> **Challenge**
Write the listing out again, all of it, word for word.

> **Data excerpts**
* start *

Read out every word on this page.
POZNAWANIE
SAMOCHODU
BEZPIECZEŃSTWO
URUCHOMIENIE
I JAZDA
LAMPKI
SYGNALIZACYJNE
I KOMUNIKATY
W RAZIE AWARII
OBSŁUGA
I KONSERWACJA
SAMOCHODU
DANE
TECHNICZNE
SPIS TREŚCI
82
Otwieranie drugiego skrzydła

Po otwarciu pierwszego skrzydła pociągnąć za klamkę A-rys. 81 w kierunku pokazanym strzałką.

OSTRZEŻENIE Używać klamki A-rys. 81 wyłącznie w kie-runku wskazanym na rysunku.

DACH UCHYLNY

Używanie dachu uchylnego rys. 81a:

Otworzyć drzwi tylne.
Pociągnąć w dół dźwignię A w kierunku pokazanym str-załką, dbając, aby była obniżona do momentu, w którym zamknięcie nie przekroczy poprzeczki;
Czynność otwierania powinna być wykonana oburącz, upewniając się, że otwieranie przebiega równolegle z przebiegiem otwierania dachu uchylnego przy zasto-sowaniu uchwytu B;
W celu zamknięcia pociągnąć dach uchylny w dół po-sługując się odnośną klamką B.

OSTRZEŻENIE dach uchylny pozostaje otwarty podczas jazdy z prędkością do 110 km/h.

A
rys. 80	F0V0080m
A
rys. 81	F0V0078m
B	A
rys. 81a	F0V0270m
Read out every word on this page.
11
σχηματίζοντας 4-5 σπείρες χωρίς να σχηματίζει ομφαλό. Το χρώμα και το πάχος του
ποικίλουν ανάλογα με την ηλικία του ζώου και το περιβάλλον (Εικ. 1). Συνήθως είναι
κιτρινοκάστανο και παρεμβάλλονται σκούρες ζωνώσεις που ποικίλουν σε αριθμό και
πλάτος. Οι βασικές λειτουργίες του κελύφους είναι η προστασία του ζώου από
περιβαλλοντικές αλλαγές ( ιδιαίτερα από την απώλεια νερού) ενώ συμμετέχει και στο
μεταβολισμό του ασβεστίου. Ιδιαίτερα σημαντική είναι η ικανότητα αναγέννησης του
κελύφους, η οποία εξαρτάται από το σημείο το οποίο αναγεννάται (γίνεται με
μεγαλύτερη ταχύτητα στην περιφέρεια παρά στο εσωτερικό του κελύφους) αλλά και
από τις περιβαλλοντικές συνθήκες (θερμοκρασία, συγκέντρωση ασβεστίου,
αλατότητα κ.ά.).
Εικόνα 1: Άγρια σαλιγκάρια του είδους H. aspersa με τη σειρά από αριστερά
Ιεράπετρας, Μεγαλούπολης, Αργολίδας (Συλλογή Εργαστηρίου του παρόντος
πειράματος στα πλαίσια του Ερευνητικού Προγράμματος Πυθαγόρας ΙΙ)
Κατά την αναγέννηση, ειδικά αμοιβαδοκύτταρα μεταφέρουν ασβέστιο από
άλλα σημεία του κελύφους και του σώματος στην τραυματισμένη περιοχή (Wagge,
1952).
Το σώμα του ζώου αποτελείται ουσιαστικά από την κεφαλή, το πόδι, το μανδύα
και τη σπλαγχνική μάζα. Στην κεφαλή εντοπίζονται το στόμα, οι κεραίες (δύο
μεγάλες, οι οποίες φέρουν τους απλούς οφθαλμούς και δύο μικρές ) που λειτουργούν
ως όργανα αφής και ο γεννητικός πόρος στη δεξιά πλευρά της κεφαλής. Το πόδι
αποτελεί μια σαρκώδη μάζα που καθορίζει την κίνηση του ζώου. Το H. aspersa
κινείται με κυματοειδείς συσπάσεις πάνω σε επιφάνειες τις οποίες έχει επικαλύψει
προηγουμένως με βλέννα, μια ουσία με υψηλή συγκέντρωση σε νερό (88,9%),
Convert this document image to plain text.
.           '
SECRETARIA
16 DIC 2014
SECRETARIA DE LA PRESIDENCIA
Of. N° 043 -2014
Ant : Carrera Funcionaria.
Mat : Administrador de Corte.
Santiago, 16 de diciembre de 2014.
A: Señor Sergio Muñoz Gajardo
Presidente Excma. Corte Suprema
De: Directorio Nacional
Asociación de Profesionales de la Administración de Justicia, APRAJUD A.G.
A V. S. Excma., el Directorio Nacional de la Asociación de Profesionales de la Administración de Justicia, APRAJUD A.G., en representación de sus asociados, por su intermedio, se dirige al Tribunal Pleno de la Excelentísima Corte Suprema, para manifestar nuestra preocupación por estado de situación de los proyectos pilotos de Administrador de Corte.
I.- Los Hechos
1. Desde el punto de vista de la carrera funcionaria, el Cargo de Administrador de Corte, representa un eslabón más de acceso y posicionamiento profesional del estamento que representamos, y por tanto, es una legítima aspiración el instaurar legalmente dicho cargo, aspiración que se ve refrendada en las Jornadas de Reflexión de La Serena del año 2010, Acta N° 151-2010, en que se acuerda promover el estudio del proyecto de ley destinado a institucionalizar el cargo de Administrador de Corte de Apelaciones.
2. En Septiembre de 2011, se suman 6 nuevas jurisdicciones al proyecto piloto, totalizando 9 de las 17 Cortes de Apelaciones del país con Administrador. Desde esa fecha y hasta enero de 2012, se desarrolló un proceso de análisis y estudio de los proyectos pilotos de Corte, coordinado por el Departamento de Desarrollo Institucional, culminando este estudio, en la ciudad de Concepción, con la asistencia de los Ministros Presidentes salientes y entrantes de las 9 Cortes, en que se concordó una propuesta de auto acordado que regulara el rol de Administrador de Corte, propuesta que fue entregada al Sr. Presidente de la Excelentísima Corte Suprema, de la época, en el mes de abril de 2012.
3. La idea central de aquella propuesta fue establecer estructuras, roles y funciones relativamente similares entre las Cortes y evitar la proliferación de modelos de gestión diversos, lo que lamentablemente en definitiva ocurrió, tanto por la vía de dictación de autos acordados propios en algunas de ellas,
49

* end *

> **Output for this task**
Read out every word on this page.
POZNAWANIE
SAMOCHODU
BEZPIECZEŃSTWO
URUCHOMIENIE
I JAZDA
LAMPKI
SYGNALIZACYJNE
I KOMUNIKATY
W RAZIE AWARII
OBSŁUGA
I KONSERWACJA
SAMOCHODU
DANE
TECHNICZNE
SPIS TREŚCI
82
Otwieranie drugiego skrzydła

Po otwarciu pierwszego skrzydła pociągnąć za klamkę A-rys. 81 w kierunku pokazanym strzałką.

OSTRZEŻENIE Używać klamki A-rys. 81 wyłącznie w kie-runku wskazanym na rysunku.

DACH UCHYLNY

Używanie dachu uchylnego rys. 81a:

Otworzyć drzwi tylne.
Pociągnąć w dół dźwignię A w kierunku pokazanym str-załką, dbając, aby była obniżona do momentu, w którym zamknięcie nie przekroczy poprzeczki;
Czynność otwierania powinna być wykonana oburącz, upewniając się, że otwieranie przebiega równolegle z przebiegiem otwierania dachu uchylnego przy zasto-sowaniu uchwytu B;
W celu zamknięcia pociągnąć dach uchylny w dół po-sługując się odnośną klamką B.

OSTRZEŻENIE dach uchylny pozostaje otwarty podczas jazdy z prędkością do 110 km/h.

A
rys. 80	F0V0080m
A
rys. 81	F0V0078m
B	A
rys. 81a	F0V0270m
Read out every word on this page.
11
σχηματίζοντας 4-5 σπείρες χωρίς να σχηματίζει ομφαλό. Το χρώμα και το πάχος του
ποικίλουν ανάλογα με την ηλικία του ζώου και το περιβάλλον (Εικ. 1). Συνήθως είναι
κιτρινοκάστανο και παρεμβάλλονται σκούρες ζωνώσεις που ποικίλουν σε αριθμό και
πλάτος. Οι βασικές λειτουργίες του κελύφους είναι η προστασία του ζώου από
περιβαλλοντικές αλλαγές ( ιδιαίτερα από την απώλεια νερού) ενώ συμμετέχει και στο
μεταβολισμό του ασβεστίου. Ιδιαίτερα σημαντική είναι η ικανότητα αναγέννησης του
κελύφους, η οποία εξαρτάται από το σημείο το οποίο αναγεννάται (γίνεται με
μεγαλύτερη ταχύτητα στην περιφέρεια παρά στο εσωτερικό του κελύφους) αλλά και
από τις περιβαλλοντικές συνθήκες (θερμοκρασία, συγκέντρωση ασβεστίου,
αλατότητα κ.ά.).
Εικόνα 1: Άγρια σαλιγκάρια του είδους H. aspersa με τη σειρά από αριστερά
Ιεράπετρας, Μεγαλούπολης, Αργολίδας (Συλλογή Εργαστηρίου του παρόντος
πειράματος στα πλαίσια του Ερευνητικού Προγράμματος Πυθαγόρας ΙΙ)
Κατά την αναγέννηση, ειδικά αμοιβαδοκύτταρα μεταφέρουν ασβέστιο από
άλλα σημεία του κελύφους και του σώματος στην τραυματισμένη περιοχή (Wagge,
1952).
Το σώμα του ζώου αποτελείται ουσιαστικά από την κεφαλή, το πόδι, το μανδύα
και τη σπλαγχνική μάζα. Στην κεφαλή εντοπίζονται το στόμα, οι κεραίες (δύο
μεγάλες, οι οποίες φέρουν τους απλούς οφθαλμούς και δύο μικρές ) που λειτουργούν
ως όργανα αφής και ο γεννητικός πόρος στη δεξιά πλευρά της κεφαλής. Το πόδι
αποτελεί μια σαρκώδη μάζα που καθορίζει την κίνηση του ζώου. Το H. aspersa
κινείται με κυματοειδείς συσπάσεις πάνω σε επιφάνειες τις οποίες έχει επικαλύψει
προηγουμένως με βλέννα, μια ουσία με υψηλή συγκέντρωση σε νερό (88,9%),
Convert this document image to plain text.
.           '
SECRETARIA
16 DIC 2014
SECRETARIA DE LA PRESIDENCIA
Of. N° 043 -2014
Ant : Carrera Funcionaria.
Mat : Administrador de Corte.
Santiago, 16 de diciembre de 2014.
A: Señor Sergio Muñoz Gajardo
Presidente Excma. Corte Suprema
De: Directorio Nacional
Asociación de Profesionales de la Administración de Justicia, APRAJUD A.G.
A V. S. Excma., el Directorio Nacional de la Asociación de Profesionales de la Administración de Justicia, APRAJUD A.G., en representación de sus asociados, por su intermedio, se dirige al Tribunal Pleno de la Excelentísima Corte Suprema, para manifestar nuestra preocupación por estado de situación de los proyectos pilotos de Administrador de Corte.
I.- Los Hechos
1. Desde el punto de vista de la carrera funcionaria, el Cargo de Administrador de Corte, representa un eslabón más de acceso y posicionamiento profesional del estamento que representamos, y por tanto, es una legítima aspiración el instaurar legalmente dicho cargo, aspiración que se ve refrendada en las Jornadas de Reflexión de La Serena del año 2010, Acta N° 151-2010, en que se acuerda promover el estudio del proyecto de ley destinado a institucionalizar el cargo de Administrador de Corte de Apelaciones.
2. En Septiembre de 2011, se suman 6 nuevas jurisdicciones al proyecto piloto, totalizando 9 de las 17 Cortes de Apelaciones del país con Administrador. Desde esa fecha y hasta enero de 2012, se desarrolló un proceso de análisis y estudio de los proyectos pilotos de Corte, coordinado por el Departamento de Desarrollo Institucional, culminando este estudio, en la ciudad de Concepción, con la asistencia de los Ministros Presidentes salientes y entrantes de las 9 Cortes, en que se concordó una propuesta de auto acordado que regulara el rol de Administrador de Corte, propuesta que fue entregada al Sr. Presidente de la Excelentísima Corte Suprema, de la época, en el mes de abril de 2012.
3. La idea central de aquella propuesta fue establecer estructuras, roles y funciones relativamente similares entre las Cortes y evitar la proliferación de modelos de gestión diversos, lo que lamentablemente en definitiva ocurrió, tanto por la vía de dictación de autos acordados propios en algunas de ellas,
49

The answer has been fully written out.